Your instructions
Write out the lines of the records below without any change, starting with the line that contains "tab[interactable]: e 追踪细节页面" and going on through the line that contains "320, 272, 341]", both included.

Data rows
>> start

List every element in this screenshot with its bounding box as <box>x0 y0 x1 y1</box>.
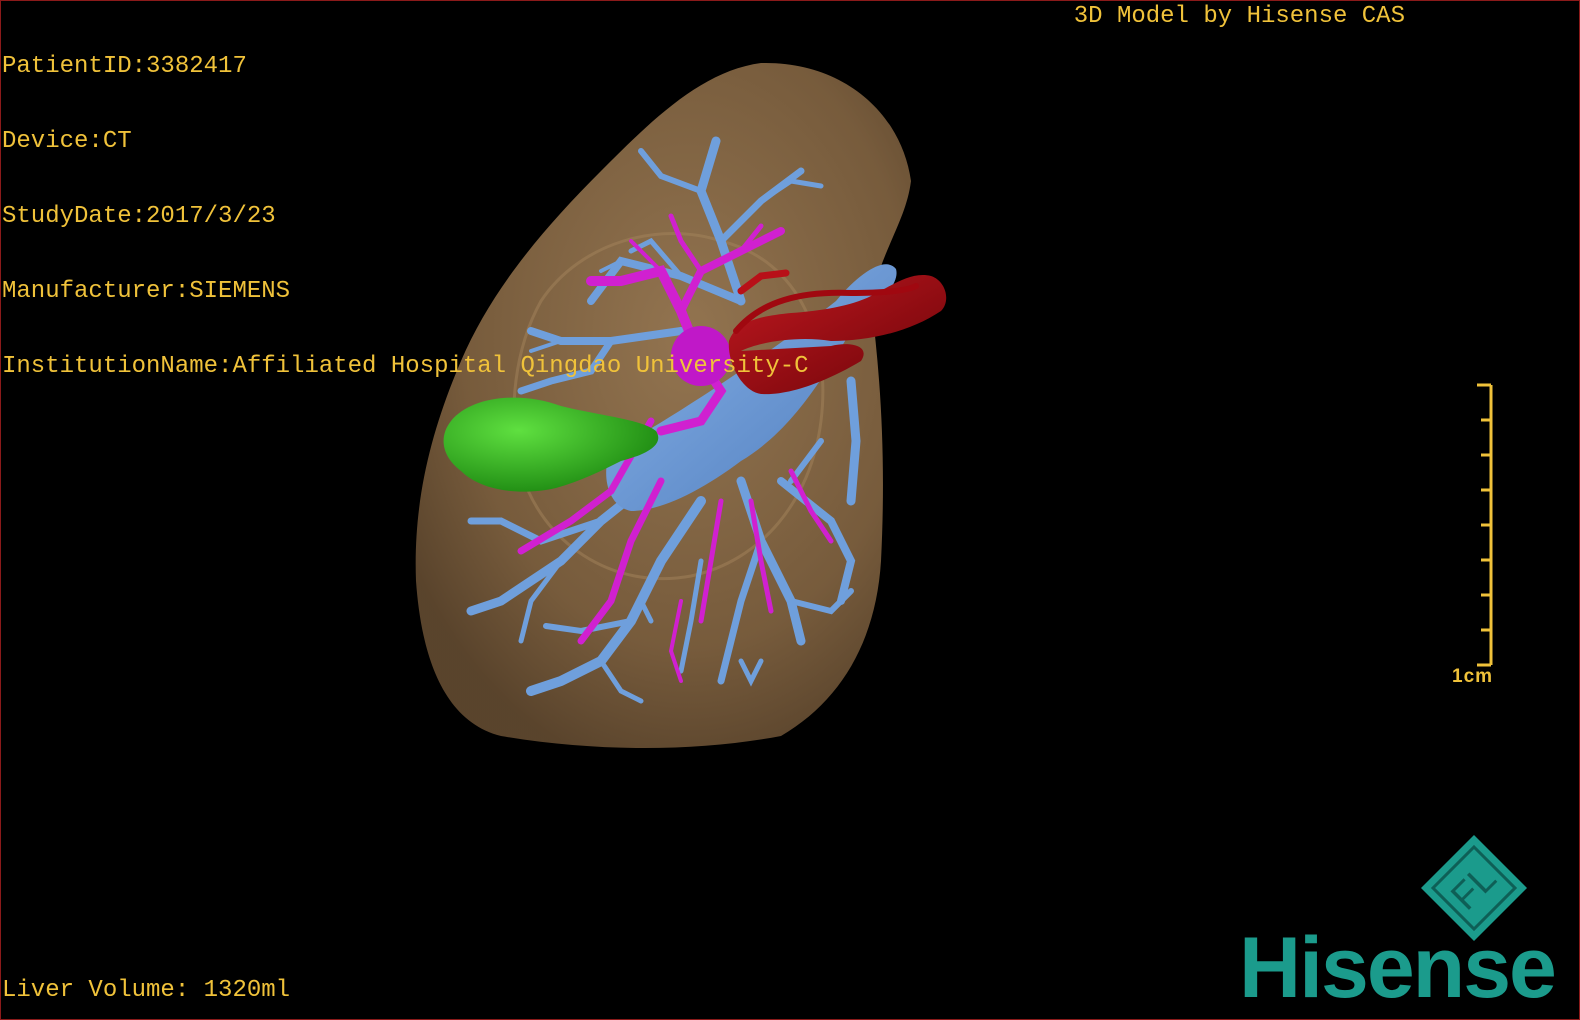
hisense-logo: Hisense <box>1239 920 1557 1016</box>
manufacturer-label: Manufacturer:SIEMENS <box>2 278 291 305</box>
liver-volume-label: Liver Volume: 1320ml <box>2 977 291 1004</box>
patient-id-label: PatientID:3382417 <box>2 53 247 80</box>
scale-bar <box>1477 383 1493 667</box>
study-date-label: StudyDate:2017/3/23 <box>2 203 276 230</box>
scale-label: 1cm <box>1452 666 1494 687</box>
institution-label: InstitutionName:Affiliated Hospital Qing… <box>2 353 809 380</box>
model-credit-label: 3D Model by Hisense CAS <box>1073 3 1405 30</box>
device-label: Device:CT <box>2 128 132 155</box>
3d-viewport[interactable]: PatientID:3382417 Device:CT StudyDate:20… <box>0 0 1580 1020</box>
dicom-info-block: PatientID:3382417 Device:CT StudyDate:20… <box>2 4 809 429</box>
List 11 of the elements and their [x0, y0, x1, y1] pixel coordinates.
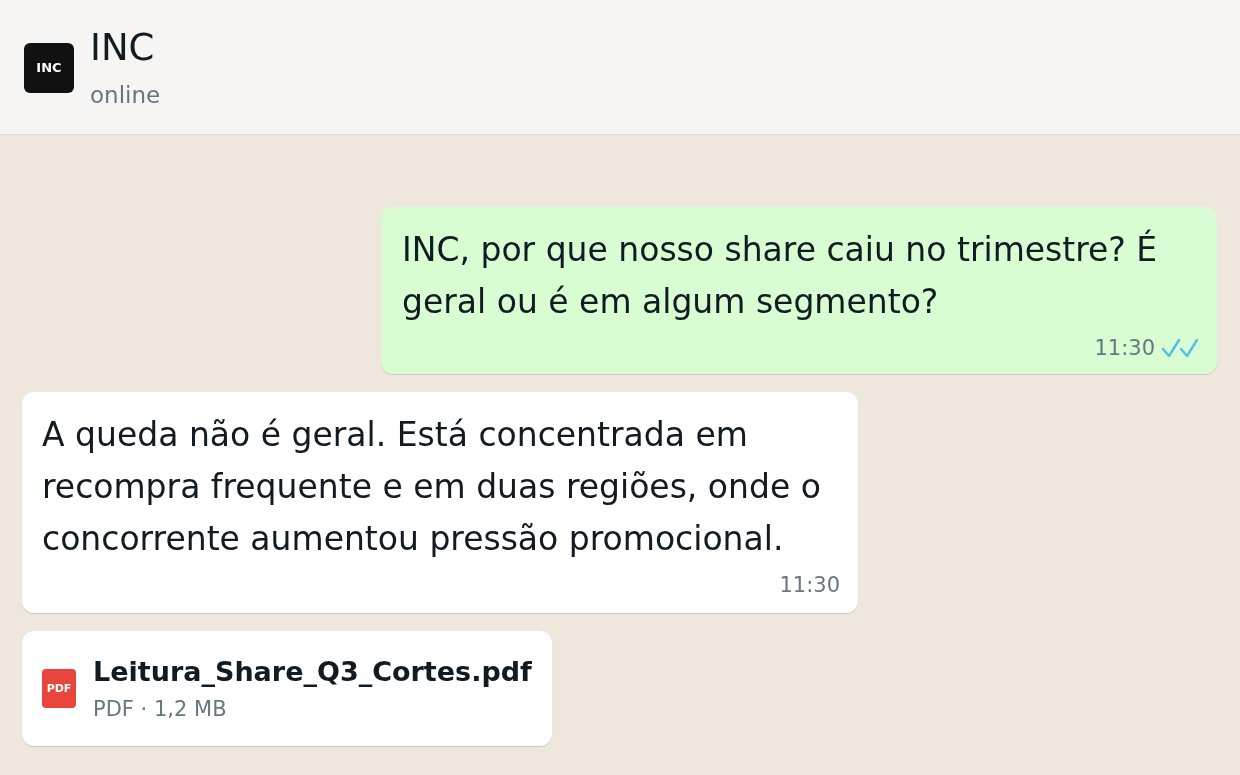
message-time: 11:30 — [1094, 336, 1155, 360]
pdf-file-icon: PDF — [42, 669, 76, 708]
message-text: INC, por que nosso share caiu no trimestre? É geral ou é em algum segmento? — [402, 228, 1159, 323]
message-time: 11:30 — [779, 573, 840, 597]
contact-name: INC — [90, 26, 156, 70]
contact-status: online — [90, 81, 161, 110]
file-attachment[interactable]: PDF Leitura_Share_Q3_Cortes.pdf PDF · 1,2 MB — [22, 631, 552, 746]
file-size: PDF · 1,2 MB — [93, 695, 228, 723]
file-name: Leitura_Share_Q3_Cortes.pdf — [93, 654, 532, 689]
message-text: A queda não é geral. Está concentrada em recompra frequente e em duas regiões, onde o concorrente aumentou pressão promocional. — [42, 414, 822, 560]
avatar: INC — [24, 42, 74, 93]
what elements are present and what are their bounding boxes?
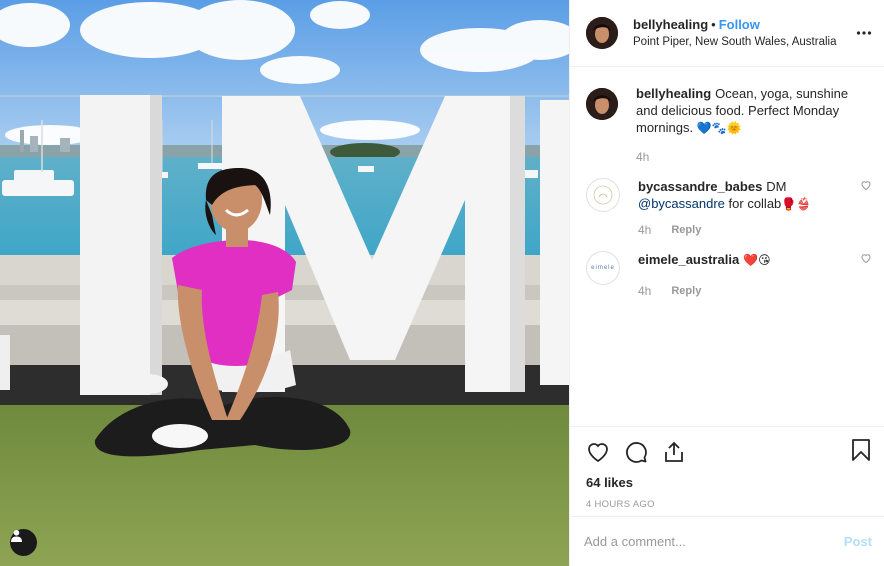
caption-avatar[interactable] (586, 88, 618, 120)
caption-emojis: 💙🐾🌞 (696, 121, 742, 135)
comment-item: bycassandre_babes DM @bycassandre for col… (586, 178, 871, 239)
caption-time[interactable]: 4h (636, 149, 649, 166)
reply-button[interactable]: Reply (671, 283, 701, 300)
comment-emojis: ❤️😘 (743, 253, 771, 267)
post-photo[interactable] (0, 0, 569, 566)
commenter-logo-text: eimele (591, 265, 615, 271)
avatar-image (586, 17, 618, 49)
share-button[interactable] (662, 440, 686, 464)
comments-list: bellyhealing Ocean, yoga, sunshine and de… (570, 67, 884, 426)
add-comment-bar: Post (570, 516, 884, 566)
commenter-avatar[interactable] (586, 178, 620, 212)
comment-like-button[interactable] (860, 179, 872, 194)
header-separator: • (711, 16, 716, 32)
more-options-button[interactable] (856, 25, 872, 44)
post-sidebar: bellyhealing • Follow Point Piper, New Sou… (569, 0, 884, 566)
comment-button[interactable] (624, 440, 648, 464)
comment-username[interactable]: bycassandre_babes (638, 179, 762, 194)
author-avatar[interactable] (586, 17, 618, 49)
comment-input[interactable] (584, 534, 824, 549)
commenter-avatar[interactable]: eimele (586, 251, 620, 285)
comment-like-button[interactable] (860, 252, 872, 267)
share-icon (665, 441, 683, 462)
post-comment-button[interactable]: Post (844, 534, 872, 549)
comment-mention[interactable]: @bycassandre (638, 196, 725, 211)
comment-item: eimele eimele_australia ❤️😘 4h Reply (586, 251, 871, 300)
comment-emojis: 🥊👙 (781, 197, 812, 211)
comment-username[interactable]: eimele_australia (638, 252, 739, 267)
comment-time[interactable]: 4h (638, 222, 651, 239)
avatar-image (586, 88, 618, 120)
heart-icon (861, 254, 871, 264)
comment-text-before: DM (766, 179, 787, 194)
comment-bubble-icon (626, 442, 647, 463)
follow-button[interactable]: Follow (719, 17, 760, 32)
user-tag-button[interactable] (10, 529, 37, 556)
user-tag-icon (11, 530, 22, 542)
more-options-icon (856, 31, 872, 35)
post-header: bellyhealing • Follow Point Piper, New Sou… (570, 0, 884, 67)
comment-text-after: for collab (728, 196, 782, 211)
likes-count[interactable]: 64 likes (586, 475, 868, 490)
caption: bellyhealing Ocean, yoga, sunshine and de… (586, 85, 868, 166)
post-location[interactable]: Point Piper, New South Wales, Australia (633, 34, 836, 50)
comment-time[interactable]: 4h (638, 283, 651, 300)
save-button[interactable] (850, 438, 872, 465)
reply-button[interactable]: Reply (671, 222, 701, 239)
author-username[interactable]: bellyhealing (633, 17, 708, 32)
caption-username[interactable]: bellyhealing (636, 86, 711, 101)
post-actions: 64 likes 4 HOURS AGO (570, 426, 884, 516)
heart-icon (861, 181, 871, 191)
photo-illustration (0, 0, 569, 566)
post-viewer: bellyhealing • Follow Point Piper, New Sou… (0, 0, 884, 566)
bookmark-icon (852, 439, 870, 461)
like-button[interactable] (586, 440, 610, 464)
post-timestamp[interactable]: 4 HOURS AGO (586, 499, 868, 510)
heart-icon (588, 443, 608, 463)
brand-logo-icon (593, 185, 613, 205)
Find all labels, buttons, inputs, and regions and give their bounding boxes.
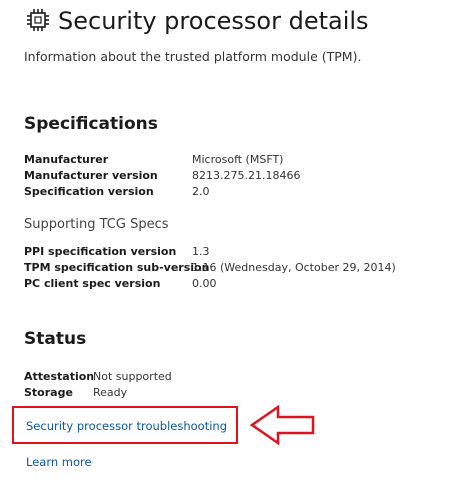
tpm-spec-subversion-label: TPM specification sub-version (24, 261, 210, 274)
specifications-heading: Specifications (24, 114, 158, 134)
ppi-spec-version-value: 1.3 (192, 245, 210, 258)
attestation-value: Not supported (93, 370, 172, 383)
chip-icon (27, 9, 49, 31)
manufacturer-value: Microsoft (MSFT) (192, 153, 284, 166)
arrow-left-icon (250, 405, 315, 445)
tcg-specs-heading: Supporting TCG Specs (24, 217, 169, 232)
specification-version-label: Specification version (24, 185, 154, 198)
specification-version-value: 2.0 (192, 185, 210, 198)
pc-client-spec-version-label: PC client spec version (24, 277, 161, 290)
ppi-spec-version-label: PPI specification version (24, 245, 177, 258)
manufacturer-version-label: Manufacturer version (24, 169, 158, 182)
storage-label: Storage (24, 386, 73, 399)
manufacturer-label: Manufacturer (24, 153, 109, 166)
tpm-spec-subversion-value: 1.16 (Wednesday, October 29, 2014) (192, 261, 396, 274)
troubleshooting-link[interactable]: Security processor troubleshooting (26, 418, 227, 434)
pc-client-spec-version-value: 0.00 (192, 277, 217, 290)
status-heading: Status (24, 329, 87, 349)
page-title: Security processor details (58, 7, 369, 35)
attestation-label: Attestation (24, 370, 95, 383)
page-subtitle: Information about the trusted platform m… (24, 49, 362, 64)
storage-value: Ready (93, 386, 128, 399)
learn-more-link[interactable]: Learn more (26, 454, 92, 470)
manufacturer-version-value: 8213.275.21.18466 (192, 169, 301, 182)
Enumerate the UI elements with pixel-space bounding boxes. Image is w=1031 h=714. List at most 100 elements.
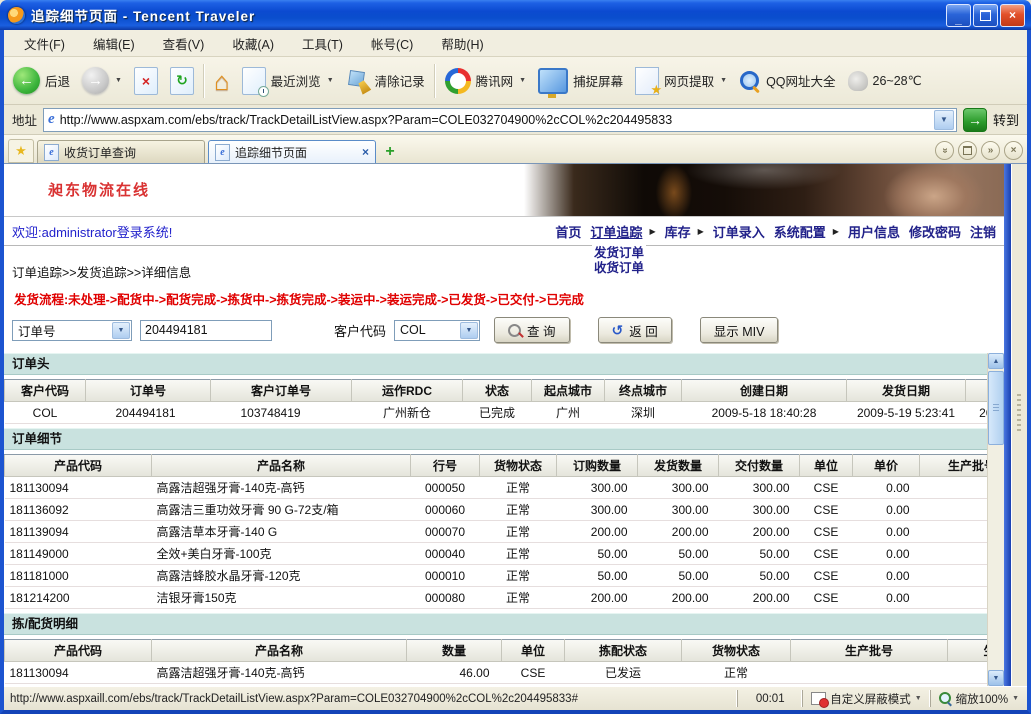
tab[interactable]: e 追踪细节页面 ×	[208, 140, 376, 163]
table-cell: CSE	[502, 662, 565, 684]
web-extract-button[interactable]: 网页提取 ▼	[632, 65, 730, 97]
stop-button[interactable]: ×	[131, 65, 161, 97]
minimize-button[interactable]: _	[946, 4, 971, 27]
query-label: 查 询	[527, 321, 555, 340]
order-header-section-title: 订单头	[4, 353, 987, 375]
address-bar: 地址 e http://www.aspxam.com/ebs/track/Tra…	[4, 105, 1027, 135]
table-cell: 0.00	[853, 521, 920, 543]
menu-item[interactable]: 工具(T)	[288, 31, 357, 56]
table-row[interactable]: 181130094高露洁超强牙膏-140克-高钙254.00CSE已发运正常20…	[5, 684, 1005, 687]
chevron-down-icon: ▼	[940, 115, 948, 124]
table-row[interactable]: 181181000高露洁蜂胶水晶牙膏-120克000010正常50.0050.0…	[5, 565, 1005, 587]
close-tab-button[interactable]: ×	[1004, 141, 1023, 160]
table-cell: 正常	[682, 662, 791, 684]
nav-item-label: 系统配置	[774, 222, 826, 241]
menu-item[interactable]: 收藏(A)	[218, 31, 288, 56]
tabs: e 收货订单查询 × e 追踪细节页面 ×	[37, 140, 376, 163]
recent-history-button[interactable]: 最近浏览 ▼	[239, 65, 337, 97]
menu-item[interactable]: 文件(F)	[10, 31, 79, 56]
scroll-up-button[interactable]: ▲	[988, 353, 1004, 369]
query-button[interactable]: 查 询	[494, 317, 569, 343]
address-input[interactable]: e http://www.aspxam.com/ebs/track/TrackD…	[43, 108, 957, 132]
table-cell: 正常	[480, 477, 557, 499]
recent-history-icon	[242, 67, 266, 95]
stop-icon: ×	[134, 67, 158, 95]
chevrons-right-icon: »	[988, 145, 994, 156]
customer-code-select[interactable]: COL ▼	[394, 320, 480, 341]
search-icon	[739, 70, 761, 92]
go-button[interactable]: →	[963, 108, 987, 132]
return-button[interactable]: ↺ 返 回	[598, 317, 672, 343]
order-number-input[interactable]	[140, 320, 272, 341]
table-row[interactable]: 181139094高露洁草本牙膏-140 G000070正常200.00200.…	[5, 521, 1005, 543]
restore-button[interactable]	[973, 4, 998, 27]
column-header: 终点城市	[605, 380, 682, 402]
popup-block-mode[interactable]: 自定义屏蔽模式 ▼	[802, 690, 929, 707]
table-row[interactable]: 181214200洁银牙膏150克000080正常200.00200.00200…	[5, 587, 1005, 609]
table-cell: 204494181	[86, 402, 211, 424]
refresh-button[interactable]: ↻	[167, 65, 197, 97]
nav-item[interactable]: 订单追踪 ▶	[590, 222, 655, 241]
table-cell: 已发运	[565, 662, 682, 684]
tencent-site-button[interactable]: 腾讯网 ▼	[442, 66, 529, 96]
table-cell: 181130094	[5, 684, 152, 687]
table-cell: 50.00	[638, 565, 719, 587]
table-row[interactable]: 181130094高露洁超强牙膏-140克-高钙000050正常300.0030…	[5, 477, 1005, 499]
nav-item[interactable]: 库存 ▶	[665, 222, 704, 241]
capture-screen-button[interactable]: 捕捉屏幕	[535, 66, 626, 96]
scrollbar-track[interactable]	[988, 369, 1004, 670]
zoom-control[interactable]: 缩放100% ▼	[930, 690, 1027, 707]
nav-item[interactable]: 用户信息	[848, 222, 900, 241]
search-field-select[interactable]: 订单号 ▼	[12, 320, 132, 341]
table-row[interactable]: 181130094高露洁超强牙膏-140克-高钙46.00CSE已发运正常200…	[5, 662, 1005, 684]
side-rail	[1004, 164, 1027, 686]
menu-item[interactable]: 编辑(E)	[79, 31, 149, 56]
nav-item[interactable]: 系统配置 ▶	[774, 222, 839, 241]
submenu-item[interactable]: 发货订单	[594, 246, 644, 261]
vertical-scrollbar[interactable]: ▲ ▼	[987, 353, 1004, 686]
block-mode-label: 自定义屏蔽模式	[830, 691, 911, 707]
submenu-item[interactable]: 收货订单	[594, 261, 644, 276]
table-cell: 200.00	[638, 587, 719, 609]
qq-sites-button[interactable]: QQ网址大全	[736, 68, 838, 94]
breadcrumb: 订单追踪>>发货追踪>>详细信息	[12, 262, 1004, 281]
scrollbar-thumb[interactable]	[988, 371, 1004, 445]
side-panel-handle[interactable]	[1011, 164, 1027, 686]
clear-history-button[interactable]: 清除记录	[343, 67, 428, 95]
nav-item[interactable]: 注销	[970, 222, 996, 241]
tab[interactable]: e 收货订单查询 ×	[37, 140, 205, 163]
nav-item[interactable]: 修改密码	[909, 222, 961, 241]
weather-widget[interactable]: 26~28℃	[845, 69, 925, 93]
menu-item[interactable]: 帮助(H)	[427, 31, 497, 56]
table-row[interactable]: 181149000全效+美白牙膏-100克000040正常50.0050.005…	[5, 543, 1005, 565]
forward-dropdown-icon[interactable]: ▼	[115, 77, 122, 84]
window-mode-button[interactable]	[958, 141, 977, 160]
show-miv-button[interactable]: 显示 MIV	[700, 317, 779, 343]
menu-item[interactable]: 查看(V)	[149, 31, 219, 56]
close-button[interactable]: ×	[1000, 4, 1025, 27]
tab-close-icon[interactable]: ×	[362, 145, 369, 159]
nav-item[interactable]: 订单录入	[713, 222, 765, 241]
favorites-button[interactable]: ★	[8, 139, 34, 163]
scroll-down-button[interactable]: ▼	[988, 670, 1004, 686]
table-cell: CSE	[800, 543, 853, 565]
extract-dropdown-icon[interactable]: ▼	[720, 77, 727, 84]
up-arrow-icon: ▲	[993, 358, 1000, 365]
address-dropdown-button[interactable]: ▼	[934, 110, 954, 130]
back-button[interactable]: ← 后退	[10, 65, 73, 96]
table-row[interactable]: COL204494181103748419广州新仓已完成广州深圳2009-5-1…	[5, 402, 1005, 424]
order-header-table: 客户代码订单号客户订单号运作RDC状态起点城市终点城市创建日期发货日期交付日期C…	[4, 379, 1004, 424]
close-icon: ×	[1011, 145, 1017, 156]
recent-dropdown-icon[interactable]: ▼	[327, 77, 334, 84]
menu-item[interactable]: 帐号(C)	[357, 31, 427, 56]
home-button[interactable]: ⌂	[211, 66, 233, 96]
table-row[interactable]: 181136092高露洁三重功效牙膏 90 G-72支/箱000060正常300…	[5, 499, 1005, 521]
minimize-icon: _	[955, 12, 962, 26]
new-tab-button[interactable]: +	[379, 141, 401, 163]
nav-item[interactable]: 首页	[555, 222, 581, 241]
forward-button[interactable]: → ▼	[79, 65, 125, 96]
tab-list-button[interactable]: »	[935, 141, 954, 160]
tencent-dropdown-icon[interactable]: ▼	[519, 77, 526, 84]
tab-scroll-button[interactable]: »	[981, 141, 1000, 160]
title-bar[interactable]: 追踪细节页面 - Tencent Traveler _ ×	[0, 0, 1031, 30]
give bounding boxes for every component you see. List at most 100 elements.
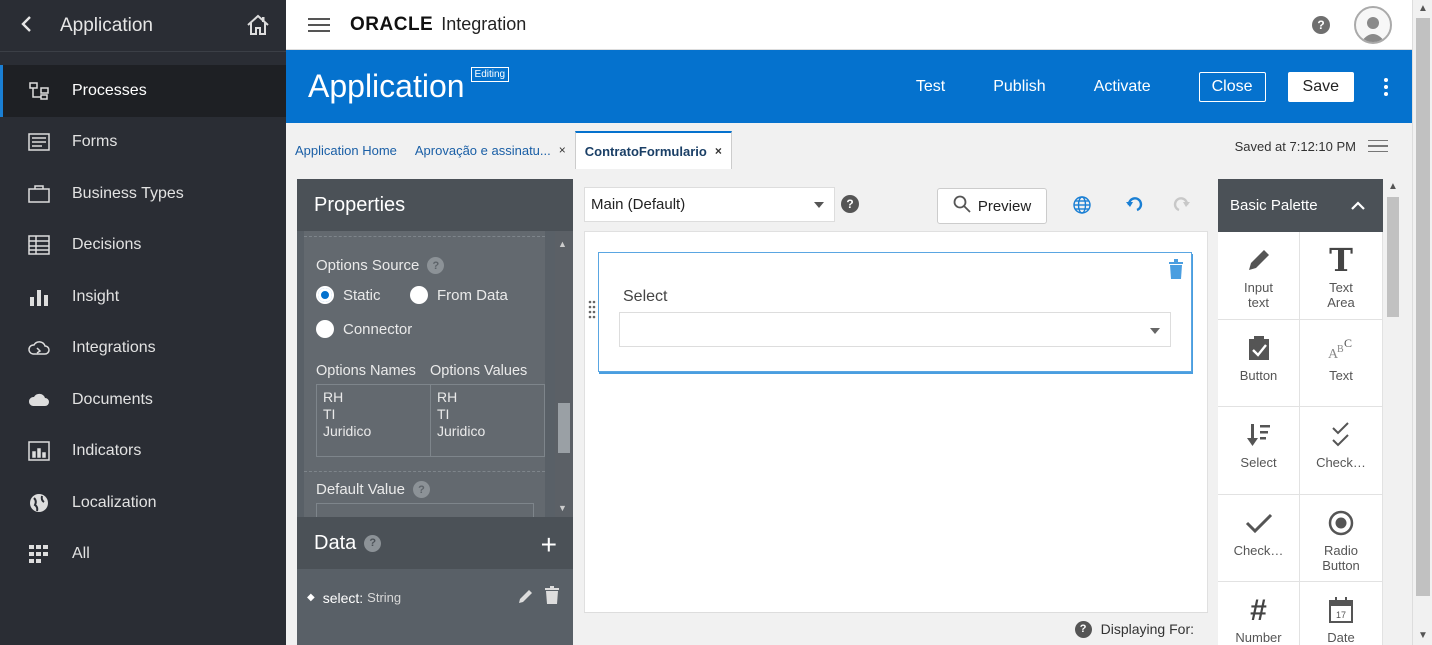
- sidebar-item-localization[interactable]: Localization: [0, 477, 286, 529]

>> end

Exercise solution
tab[interactable]: e 追踪细节页面 ×	[208, 140, 376, 163]
table-cell: CSE	[502, 662, 565, 684]
web-extract-button[interactable]: 网页提取 ▼	[632, 65, 730, 97]
stop-button[interactable]: ×	[131, 65, 161, 97]
minimize-button[interactable]: _	[946, 4, 971, 27]
query-label: 查 询	[527, 321, 555, 340]
order-header-section-title: 订单头	[4, 353, 987, 375]
address-bar: 地址 e http://www.aspxam.com/ebs/track/Tra…	[4, 105, 1027, 135]
table-cell: 0.00	[853, 521, 920, 543]
menu-item[interactable]: 工具(T)	[288, 31, 357, 56]
table-row[interactable]: 181130094高露洁超强牙膏-140克-高钙254.00CSE已发运正常20…	[5, 684, 1005, 687]
chevron-down-icon: ▼	[940, 115, 948, 124]
table-row[interactable]: 181181000高露洁蜂胶水晶牙膏-120克000010正常50.0050.0…	[5, 565, 1005, 587]
close-tab-button[interactable]: ×	[1004, 141, 1023, 160]
table-cell: 正常	[682, 662, 791, 684]
nav-item-label: 系统配置	[774, 222, 826, 241]
menu-item[interactable]: 收藏(A)	[218, 31, 288, 56]
tabs: e 收货订单查询 × e 追踪细节页面 ×	[37, 140, 376, 163]
recent-history-button[interactable]: 最近浏览 ▼	[239, 65, 337, 97]
menu-item[interactable]: 文件(F)	[10, 31, 79, 56]
scroll-up-button[interactable]: ▲	[988, 353, 1004, 369]
query-button[interactable]: 查 询	[494, 317, 569, 343]
address-input[interactable]: e http://www.aspxam.com/ebs/track/TrackD…	[43, 108, 957, 132]
table-cell: 正常	[480, 477, 557, 499]
recent-history-icon	[242, 67, 266, 95]
stop-icon: ×	[134, 67, 158, 95]
chevrons-right-icon: »	[988, 145, 994, 156]
customer-code-select[interactable]: COL ▼	[394, 320, 480, 341]
search-icon	[739, 70, 761, 92]
go-button[interactable]: →	[963, 108, 987, 132]
return-button[interactable]: ↺ 返 回	[598, 317, 672, 343]
order-number-input[interactable]	[140, 320, 272, 341]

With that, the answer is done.